[BEGIN Dataset]

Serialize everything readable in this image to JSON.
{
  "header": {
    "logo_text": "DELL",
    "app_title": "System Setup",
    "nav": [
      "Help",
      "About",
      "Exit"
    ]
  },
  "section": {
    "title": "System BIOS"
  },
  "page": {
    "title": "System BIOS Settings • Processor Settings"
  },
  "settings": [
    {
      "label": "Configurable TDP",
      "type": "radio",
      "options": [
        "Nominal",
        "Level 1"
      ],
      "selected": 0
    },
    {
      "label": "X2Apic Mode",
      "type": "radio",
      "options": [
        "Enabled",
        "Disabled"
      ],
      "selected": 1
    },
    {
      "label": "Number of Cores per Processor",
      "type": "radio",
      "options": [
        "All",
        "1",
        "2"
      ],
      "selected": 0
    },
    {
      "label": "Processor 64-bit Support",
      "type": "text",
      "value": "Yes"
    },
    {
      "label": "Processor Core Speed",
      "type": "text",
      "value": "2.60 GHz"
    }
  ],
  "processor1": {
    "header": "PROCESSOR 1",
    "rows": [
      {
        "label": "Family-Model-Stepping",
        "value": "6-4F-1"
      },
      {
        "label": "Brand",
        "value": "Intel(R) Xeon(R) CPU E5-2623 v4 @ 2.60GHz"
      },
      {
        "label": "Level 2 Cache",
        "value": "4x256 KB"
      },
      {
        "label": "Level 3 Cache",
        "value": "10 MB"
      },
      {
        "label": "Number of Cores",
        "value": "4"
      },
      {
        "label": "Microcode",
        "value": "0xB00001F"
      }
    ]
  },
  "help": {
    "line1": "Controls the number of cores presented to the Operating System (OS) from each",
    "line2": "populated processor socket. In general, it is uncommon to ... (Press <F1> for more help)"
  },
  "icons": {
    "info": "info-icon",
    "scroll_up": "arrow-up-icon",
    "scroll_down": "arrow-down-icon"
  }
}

[END Dataset]

Do this
Quote all of the entries exactly as they appear.

Completed task
Serialize everything readable in this image to JSON.
{
  "header": {
    "logo_text": "DELL",
    "app_title": "System Setup",
    "nav": [
      "Help",
      "About",
      "Exit"
    ]
  },
  "section": {
    "title": "System BIOS"
  },
  "page": {
    "title": "System BIOS Settings • Processor Settings"
  },
  "settings": [
    {
      "label": "Configurable TDP",
      "type": "radio",
      "options": [
        "Nominal",
        "Level 1"
      ],
      "selected": 0
    },
    {
      "label": "X2Apic Mode",
      "type": "radio",
      "options": [
        "Enabled",
        "Disabled"
      ],
      "selected": 1
    },
    {
      "label": "Number of Cores per Processor",
      "type": "radio",
      "options": [
        "All",
        "1",
        "2"
      ],
      "selected": 0
    },
    {
      "label": "Processor 64-bit Support",
      "type": "text",
      "value": "Yes"
    },
    {
      "label": "Processor Core Speed",
      "type": "text",
      "value": "2.60 GHz"
    }
  ],
  "processor1": {
    "header": "PROCESSOR 1",
    "rows": [
      {
        "label": "Family-Model-Stepping",
        "value": "6-4F-1"
      },
      {
        "label": "Brand",
        "value": "Intel(R) Xeon(R) CPU E5-2623 v4 @ 2.60GHz"
      },
      {
        "label": "Level 2 Cache",
        "value": "4x256 KB"
      },
      {
        "label": "Level 3 Cache",
        "value": "10 MB"
      },
      {
        "label": "Number of Cores",
        "value": "4"
      },
      {
        "label": "Microcode",
        "value": "0xB00001F"
      }
    ]
  },
  "help": {
    "line1": "Controls the number of cores presented to the Operating System (OS) from each",
    "line2": "populated processor socket. In general, it is uncommon to ... (Press <F1> for more help)"
  },
  "icons": {
    "info": "info-icon",
    "scroll_up": "arrow-up-icon",
    "scroll_down": "arrow-down-icon"
  }
}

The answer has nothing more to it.